Background

Here at Forward Financing, our Elixir single sign-on app has always stored only a small number of users. We developed only internal tools and therefore only kept track of internal users. However, now that we are expanding and developing external facing tools, the number of users is skyrocketing. This caused a problem for admins who were creating, editing, and checking for users. To check if a user exists, an admin would have to manually click through the growing number of pages of users. Yuck. This sprint, our project managers decided it was time to implement search functionality for users. We decided to go down the route of fuzzy search, because why vanilla search when you can fuzzy search?

Prerequisites

An Elixir app that uses Postgres and Ecto

Where do we start?

If we are going to write fuzzy search, we are going to need a way to calculate which strings are close enough to our query to show up in the results. After some quick investigating, we decided the best solution was to use the Levenshtein function from the fuzzystrmatch Postgres module

Levenshtein? What is that? Why are we using it?

* _Dataset extract_:
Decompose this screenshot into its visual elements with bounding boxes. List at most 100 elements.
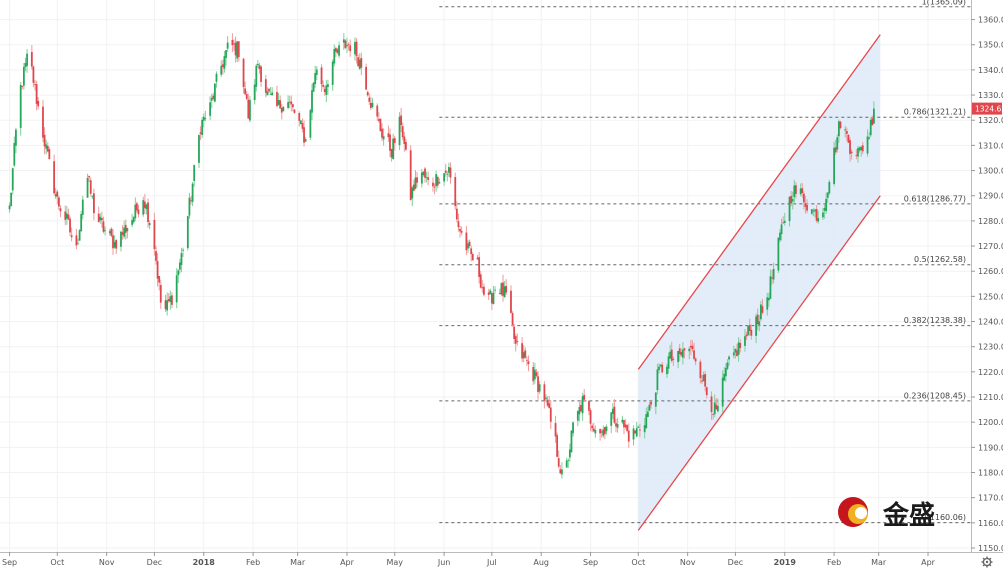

* _What to work on_:
a) In the post on fuzzy user search, which Postgres module supplies the Levenshtein function the team chose?
b) Reproduce the stretch of the fuzzy search post from "If we are going" through "we using it?".

* _Answers to the exercise_:
a) The fuzzystrmatch module.

b)
If we are going to write fuzzy search, we are going to need a way to calculate which strings are close enough to our query to show up in the results. After some quick investigating, we decided the best solution was to use the Levenshtein function from the fuzzystrmatch Postgres module

Levenshtein? What is that? Why are we using it?